**ACTIONS TO TAKE:**
- a) According to the seminar text, in which unit of the Suffolk County DA's office did Alex Phillips complete his externship?
- b) Reproduce the part of the listing that opens with the line containing "68, 527, 82]" and closes with the line containing "164, 309, 185]", swapping "行政事务部" for "综合管理部" and leaving everything else unchanged.

**SELECTED TEXT:**
The seminar covers various components of the US criminal system, from defense attorneys and prosecutors to police and prisons. Students read about criminal systems in other countries, giving them perspective and ideas for reform. While most law courses focus on teaching students to construct legal arguments, says Leonard, the goal of this class is to educate students about legal institutions and how they function. In particular, Leonard wants students to appreciate the ways legal institutions are shaped by external pressures, internal cultures, and limited resources.
To complete their externship requirements, Leonard’s students work in such places as the offices of the Rhode Island Public Defender, the Suffolk County District Attorney’s office, and Prisoners’ Legal Services of Massachusetts. Students often bring their externship experiences into class discussions, and that is among the most valuable aspects of the course, according to Alex Phillips (’21), who recently completed an externship in the Special Prosecutions Unit of the Suffolk County DA’s office.
“I met with classmates who were working in a public defender’s office or dealing with advocacy for the incarcerated. We all brought our perspectives together, and it was a great reality check for me—a great way of taking the blinders off,” he says.

In the Special Prosecutions Unit, Phillips worked on cases of white-collar crime, financial fraud, and public corruption. Speaking with classmates placed in other units of the DA’s office was revealing, he says. “One of the best things I learned from working in the DA’s office is that it’s not a monolithic institution,” Phillips says. “Different areas of crime have different realities attached to them. The criminal legal system as applied to narcotics is vastly different from the criminal legal system within the context of white-collar crime—and there are issues of class and race wrapped up in all of that.”
Classmate Johanna Fay (’21) had prior experience working in prosecutors’ offices, but her externship with the Federal Public Defender’s Office for the District of Massachusetts provided her first look at the other side of the courtroom. “It definitely made me question some of my own experiences and look back at them more critically,” she says. “In a lot of ways, it’s easy not to think about the individual and how this is affecting an individual’s life when you’re coming at it from the prosecution side.”

**RAW DATA:**
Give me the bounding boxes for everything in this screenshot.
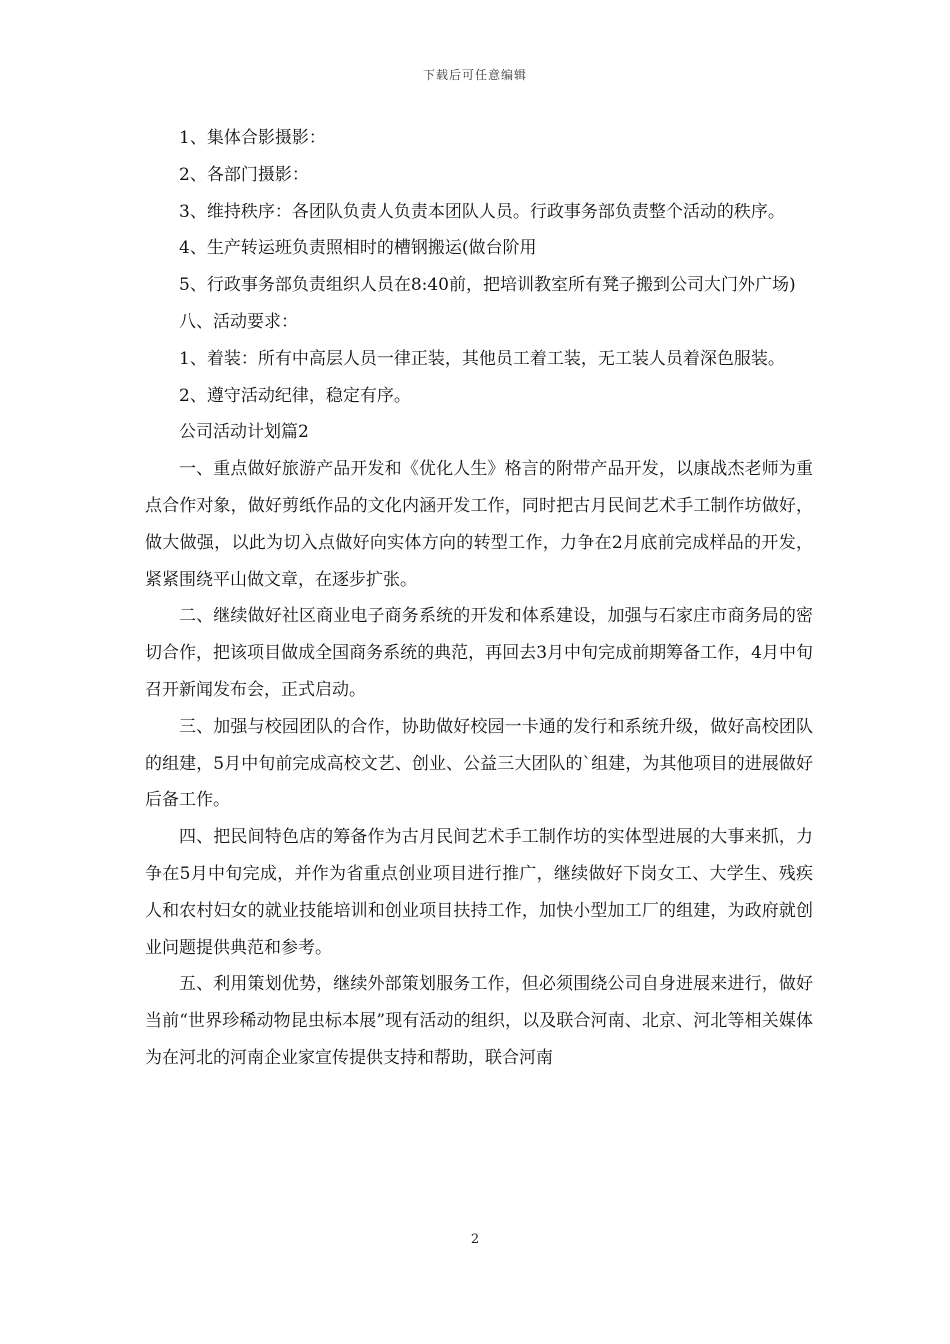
page-header: 下载后可任意编辑	[422, 68, 527, 82]
paragraph-14: 五、利用策划优势，继续外部策划服务工作，但必须围绕公司自身进展来进行，做好当前“世界珍稀动物昆虫标本展”现有活动的组织，以及联合河南、北京、河北等相关媒体为在河北的河南企业家宣传提供支持和帮助，联合河南	[145, 974, 813, 1068]
section-heading-requirements: 八、活动要求：	[179, 311, 298, 332]
paragraph-4: 4、生产转运班负责照相时的槽钢搬运(做台阶用	[179, 238, 537, 259]
paragraph-3: 3、维持秩序：各团队负责人负责本团队人员。行政事务部负责整个活动的秩序。	[179, 201, 785, 222]
paragraph-12: 三、加强与校园团队的合作，协助做好校园一卡通的发行和系统升级，做好高校团队的组建，5月中旬前完成高校文艺、创业、公益三大团队的`组建，为其他项目的进展做好后备工作。	[145, 716, 813, 811]
paragraph-5: 5、行政事务部负责组织人员在8:40前，把培训教室所有凳子搬到公司大门外广场)	[179, 275, 796, 296]
paragraph-11: 二、继续做好社区商业电子商务系统的开发和体系建设，加强与石家庄市商务局的密切合作，把该项目做成全国商务系统的典范，再回去3月中旬完成前期筹备工作，4月中旬召开新闻发布会，正式启动。	[145, 606, 813, 700]
paragraph-2: 2、各部门摄影：	[179, 164, 309, 185]
paragraph-10: 一、重点做好旅游产品开发和《优化人生》格言的附带产品开发，以康战杰老师为重点合作对象，做好剪纸作品的文化内涵开发工作，同时把古月民间艺术手工制作坊做好，做大做强，以此为切入点做好向实体方向的转型工作，力争在2月底前完成样品的开发，紧紧围绕平山做文章，在逐步扩张。	[145, 459, 813, 590]
paragraph-8: 2、遵守活动纪律，稳定有序。	[179, 385, 411, 406]
section-heading-plan-2: 公司活动计划篇2	[179, 422, 309, 443]
paragraph-13: 四、把民间特色店的筹备作为古月民间艺术手工制作坊的实体型进展的大事来抓，力争在5月中旬完成，并作为省重点创业项目进行推广，继续做好下岗女工、大学生、残疾人和农村妇女的就业技能培训和创业项目扶持工作，加快小型加工厂的组建，为政府就创业问题提供典范和参考。	[145, 827, 813, 958]
document-body	[145, 120, 813, 1077]
page-number: 2	[470, 1232, 480, 1247]
paragraph-1: 1、集体合影摄影：	[179, 128, 326, 148]
paragraph-7: 1、着装：所有中高层人员一律正装，其他员工着工装，无工装人员着深色服装。	[179, 348, 785, 369]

**TASK-BY-TASK SOLUTIONS:**
- a) The Special Prosecutions Unit.

- b)
page-header: 下载后可任意编辑	[422, 68, 527, 82]
paragraph-14: 五、利用策划优势，继续外部策划服务工作，但必须围绕公司自身进展来进行，做好当前“世界珍稀动物昆虫标本展”现有活动的组织，以及联合河南、北京、河北等相关媒体为在河北的河南企业家宣传提供支持和帮助，联合河南	[145, 974, 813, 1068]
section-heading-requirements: 八、活动要求：	[179, 311, 298, 332]
paragraph-4: 4、生产转运班负责照相时的槽钢搬运(做台阶用	[179, 238, 537, 259]
paragraph-3: 3、维持秩序：各团队负责人负责本团队人员。综合管理部负责整个活动的秩序。	[179, 201, 785, 222]
paragraph-12: 三、加强与校园团队的合作，协助做好校园一卡通的发行和系统升级，做好高校团队的组建，5月中旬前完成高校文艺、创业、公益三大团队的`组建，为其他项目的进展做好后备工作。	[145, 716, 813, 811]
paragraph-5: 5、综合管理部负责组织人员在8:40前，把培训教室所有凳子搬到公司大门外广场)	[179, 275, 796, 296]
paragraph-11: 二、继续做好社区商业电子商务系统的开发和体系建设，加强与石家庄市商务局的密切合作，把该项目做成全国商务系统的典范，再回去3月中旬完成前期筹备工作，4月中旬召开新闻发布会，正式启动。	[145, 606, 813, 700]
paragraph-2: 2、各部门摄影：	[179, 164, 309, 185]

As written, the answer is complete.